Go through the listing and copy each line with the string "مريم".

==*==

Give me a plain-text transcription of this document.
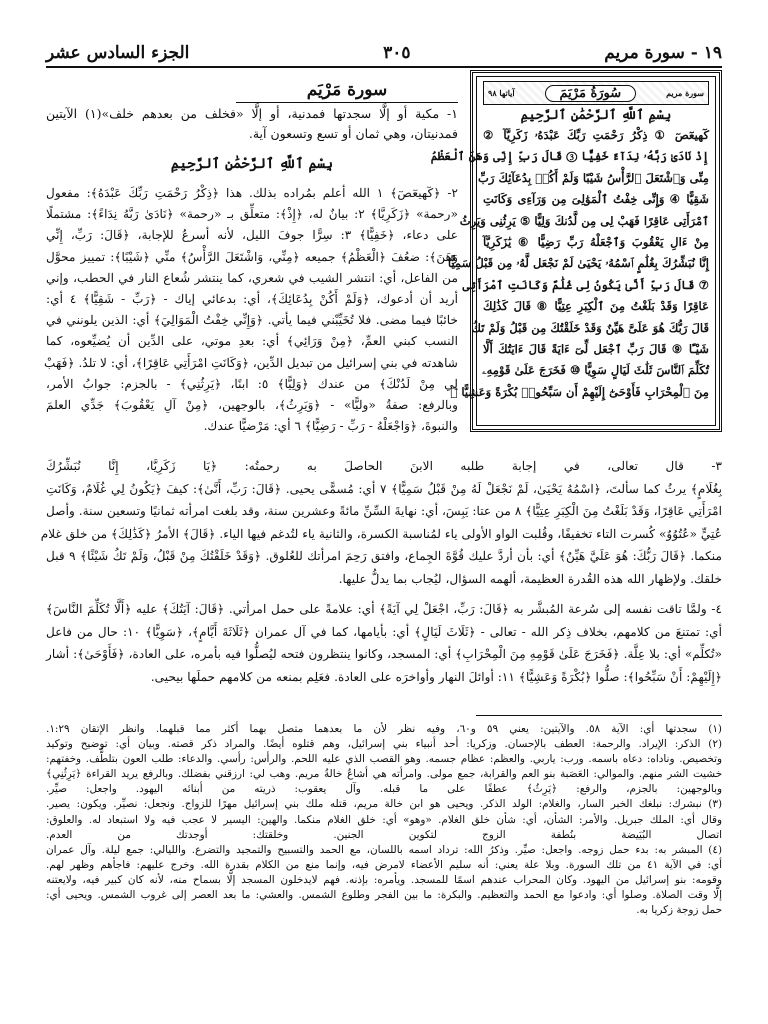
١٩ - سورة مريم
٣٠٥
الجزء السادس عشر
سورة مريم
سُورَةُ مَرْيَمَ
آياتها ٩٨
بِسْمِ ٱللَّهِ ٱلرَّحْمَٰنِ ٱلرَّحِيمِ
كٓهيعٓصٓ ① ذِكْرُ رَحْمَتِ رَبِّكَ عَبْدَهُۥ زَكَرِيَّآ ②
إِذْ نَادَىٰ رَبَّهُۥ نِدَآءً خَفِيًّا ③ قَالَ رَبِّ إِنِّى وَهَنَ ٱلْعَظْمُ
مِنِّى وَٱشْتَعَلَ ٱلرَّأْسُ شَيْبًا وَلَمْ أَكُنۢ بِدُعَآئِكَ رَبِّ
شَقِيًّا ④ وَإِنِّى خِفْتُ ٱلْمَوَٰلِىَ مِن وَرَآءِى وَكَانَتِ
ٱمْرَأَتِى عَاقِرًا فَهَبْ لِى مِن لَّدُنكَ وَلِيًّا ⑤ يَرِثُنِى وَيَرِثُ
مِنْ ءَالِ يَعْقُوبَ وَٱجْعَلْهُ رَبِّ رَضِيًّا ⑥ يَٰزَكَرِيَّآ
إِنَّا نُبَشِّرُكَ بِغُلَٰمٍ ٱسْمُهُۥ يَحْيَىٰ لَمْ نَجْعَل لَّهُۥ مِن قَبْلُ سَمِيًّا
⑦ قَالَ رَبِّ أَنَّىٰ يَكُونُ لِى غُلَٰمٌ وَكَانَتِ ٱمْرَأَتِى
عَاقِرًا وَقَدْ بَلَغْتُ مِنَ ٱلْكِبَرِ عِتِيًّا ⑧ قَالَ كَذَٰلِكَ
قَالَ رَبُّكَ هُوَ عَلَىَّ هَيِّنٌ وَقَدْ خَلَقْتُكَ مِن قَبْلُ وَلَمْ تَكُ
شَيْـًٔا ⑨ قَالَ رَبِّ ٱجْعَل لِّىٓ ءَايَةً قَالَ ءَايَتُكَ أَلَّا
تُكَلِّمَ ٱلنَّاسَ ثَلَٰثَ لَيَالٍ سَوِيًّا ⑩ فَخَرَجَ عَلَىٰ قَوْمِهِۦ
مِنَ ٱلْمِحْرَابِ فَأَوْحَىٰٓ إِلَيْهِمْ أَن سَبِّحُوا۟ بُكْرَةً وَعَشِيًّا ⑪
سورة مَرْيَم
١- مكية أو إلَّا سجدتها فمدنية، أو إلَّا «فخلف من بعدهم خلف»(١) الآيتين فمدنيتان، وهي ثمان أو تسع وتسعون آية.
بِسْمِ ٱللَّهِ ٱلرَّحْمَٰنِ ٱلرَّحِيمِ
٢- ﴿كٓهيعٓصٓ﴾ ١ الله أعلم بمُراده بذلك. هذا ﴿ذِكْرُ رَحْمَتِ رَبِّكَ عَبْدَهُ﴾: مفعول
«رحمة» ﴿زَكَرِيَّا﴾ ٢: بيانٌ له، ﴿إِذْ﴾: متعلِّق بـ «رحمة» ﴿نَادَىٰ رَبَّهُ نِدَاءً﴾: مشتملًا
على دعاء، ﴿خَفِيًّا﴾ ٣: سِرًّا جوفَ الليل، لأنه أسرعُ للإجابة، ﴿قَالَ: رَبِّ، إِنِّي
وَهَنَ﴾: ضعُفَ ﴿الْعَظْمُ﴾ جميعه ﴿مِنِّي، وَاشْتَعَلَ الرَّأْسُ﴾ منِّي ﴿شَيْبًا﴾: تمييز محوَّل
من الفاعل، أي: انتشر الشيب في شعري، كما ينتشر شُعاع النار في الحطب، وإني
أريد أن أدعوك، ﴿وَلَمْ أَكُنْ بِدُعَائِكَ﴾، أي: بدعائي إياك - ﴿رَبِّ - شَقِيًّا﴾ ٤ أي:
خائبًا فيما مضى. فلا تُخَيِّبْني فيما يأتي. ﴿وَإِنِّي خِفْتُ الْمَوَالِيَ﴾ أي: الذين يلونني في
النسب كبني العمِّ، ﴿مِنْ وَرَائِي﴾ أي: بعدِ موتي، على الدِّين أن يُضيِّعوه، كما
شاهدته في بني إسرائيل من تبديل الدِّين، ﴿وَكَانَتِ امْرَأَتِي عَاقِرًا﴾، أي: لا تلدُ. ﴿فَهَبْ
لِي مِنْ لَدُنْكَ﴾ من عندك ﴿وَلِيًّا﴾ ٥: ابنًا، ﴿يَرِثُنِي﴾ - بالجزم: جوابُ الأمر،
وبالرفع: صفةُ «وليًّا» - ﴿وَيَرِثُ﴾، بالوجهين، ﴿مِنْ آلِ يَعْقُوبَ﴾ جَدِّي العلمَ
والنبوةَ، ﴿وَاجْعَلْهُ - رَبِّ - رَضِيًّا﴾ ٦ أي: مَرْضيًّا عندك.
٣- قال تعالى، في إجابة طلبه الابنَ الحاصلَ به رحمتُه: ﴿يَا زَكَرِيَّا، إِنَّا نُبَشِّرُكَ
بِغُلَامٍ﴾ يرثُ كما سألتَ، ﴿اسْمُهُ يَحْيَىٰ، لَمْ نَجْعَلْ لَهُ مِنْ قَبْلُ سَمِيًّا﴾ ٧ أي: مُسمًّى يحيى. ﴿قَالَ: رَبِّ، أَنَّىٰ﴾: كيفَ ﴿يَكُونُ لِي غُلَامٌ، وَكَانَتِ
امْرَأَتِي عَاقِرًا، وَقَدْ بَلَغْتُ مِنَ الْكِبَرِ عِتِيًّا﴾ ٨ من عتا: يَبِسَ، أي: نهايةَ السِّنِّ مائةً وعشرين سنة، وقد بلغت امرأته ثمانيًا وتسعين سنة. وأصل
عُتِيٍّ «عُتُوُوٌ» كُسرت التاء تخفيفًا، وقُلبت الواو الأولى ياء لمُناسبة الكسرة، والثانية ياء لتُدغم فيها الياء. ﴿قَالَ﴾ الأمرُ ﴿كَذَٰلِكَ﴾ من خلق غلام
منكما. ﴿قَالَ رَبُّكَ: هُوَ عَلَيَّ هَيِّنٌ﴾ أي: بأن أردَّ عليك قُوَّةَ الجِماع، وافتق رَحِمَ امرأتك للعُلوق. ﴿وَقَدْ خَلَقْتُكَ مِنْ قَبْلُ، وَلَمْ تَكُ شَيْئًا﴾ ٩ قبل
خلقك. ولإظهار الله هذه القُدرة العظيمة، ألهمه السؤال، ليُجاب بما يدلُّ عليها.
٤- ولمَّا تاقت نفسه إلى سُرعة المُبشَّر به ﴿قَالَ: رَبِّ، اجْعَلْ لِي آيَةً﴾ أي: علامةً على حمل امرأتي. ﴿قَالَ: آيَتُكَ﴾ عليه ﴿أَلَّا تُكَلِّمَ النَّاسَ﴾
أي: تمتنعَ من كلامهم، بخلاف ذِكر الله - تعالى - ﴿ثَلَاثَ لَيَالٍ﴾ أي: بأيامها، كما في آل عمران ﴿ثَلَاثَةَ أَيَّامٍ﴾، ﴿سَوِيًّا﴾ ١٠: حال من فاعل
«تُكلِّم» أي: بلا عِلَّة. ﴿فَخَرَجَ عَلَىٰ قَوْمِهِ مِنَ الْمِحْرَابِ﴾ أي: المسجد، وكانوا ينتظرون فتحه ليُصلُّوا فيه بأمره، على العادة، ﴿فَأَوْحَىٰ﴾: أشار
﴿إِلَيْهِمْ: أَنْ سَبِّحُوا﴾: صلُّوا ﴿بُكْرَةً وَعَشِيًّا﴾ ١١: أوائلَ النهار وأواخرَه على العادة. فعَلِم بمنعه من كلامهم حملَها بيحيى.
(١) سجدتها أي: الآية ٥٨. والآيتين: يعني ٥٩ و٦٠، وفيه نظر لأن ما بعدهما متصل بهما أكثر مما قبلهما. وانظر الإتقان ١:٢٩.
(٢) الذكر: الإيراد. والرحمة: العطف بالإحسان. وزكريا: أحد أنبياء بني إسرائيل، وهم قتلوه أيضًا. والمراد ذكر قصته. وبيان أي: توضيح وتوكيد
وتخصيص. وناداه: دعاه باسمه. ورب: ياربي. والعظم: عظام جسمه. وهو القصب الذي عليه اللحم. والرأس: رأسي. والدعاء: طلب العون بتلطُّف. وخفتهم:
خشيت الشر منهم. والموالي: العَصَبة بنو العم والقرابة، جمع مولى. وامرأته هي أشاعُ خالةُ مريم. وهب لي: ارزقني بفضلك. وبالرفع يريد القراءة ﴿يَرِثُنِي﴾
وبالوجهين: بالجزم، والرفع: ﴿يَرِثُ﴾ عطفًا على ما قبله. وآل يعقوب: ذريته من أبنائه اليهود. واجعل: صيِّر.
(٣) نبشرك: نبلغك الخبر السار، والغلام: الولد الذكر. ويحيى هو ابن خالة مريم، قتله ملك بني إسرائيل مهرًا للزواج. ونجعل: نصيِّر. ويكون: يصير.
وقال أي: الملك جبريل. والأمر: الشأن، أي: شأن خلق الغلام. «وهو» أي: خلق الغلام منكما. والهين: اليسير لا عجب فيه ولا استبعاد له. والعلوق:
اتصال البُيَيضة بنُطفة الزوج لتكوين الجنين. وخلقتك: أوجدتك من العدم.
(٤) المبشر به: بدء حمل زوجه. واجعل: صيِّر. وذكرُ الله: ترداد اسمه باللسان، مع الحمد والتسبيح والتمجيد والتضرع. والليالي: جمع ليلة. وآل عمران
أي: في الآية ٤١ من تلك السورة. وبلا علة يعني: أنه سليم الأعضاء لامرض فيه، وإنما منع من الكلام بقدرة الله. وخرج عليهم: فاجأهم وظهر لهم.
وقومه: بنو إسرائيل من اليهود. وكان المحراب عندهم اسمًا للمسجد. ويأمره: بإذنه. فهم لايدخلون المسجد إلَّا بسماح منه، لأنه كان كبير فيه، ولايعتنه
إلَّا وقت الصلاة. وصلوا أي: وادعوا مع الحمد والتعظيم. والبكرة: ما بين الفجر وطلوع الشمس. والعشي: ما بعد العصر إلى غروب الشمس. ويحيى أي:
حمل زوجة زكريا به.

==*==

§ **Task answer**
١٩ - سورة مريم
سورة مريم
خشيت الشر منهم. والموالي: العَصَبة بنو العم والقرابة، جمع مولى. وامرأته هي أشاعُ خالةُ مريم. وهب لي: ارزقني بفضلك. وبالرفع يريد القراءة ﴿يَرِثُنِي﴾
(٣) نبشرك: نبلغك الخبر السار، والغلام: الولد الذكر. ويحيى هو ابن خالة مريم، قتله ملك بني إسرائيل مهرًا للزواج. ونجعل: نصيِّر. ويكون: يصير.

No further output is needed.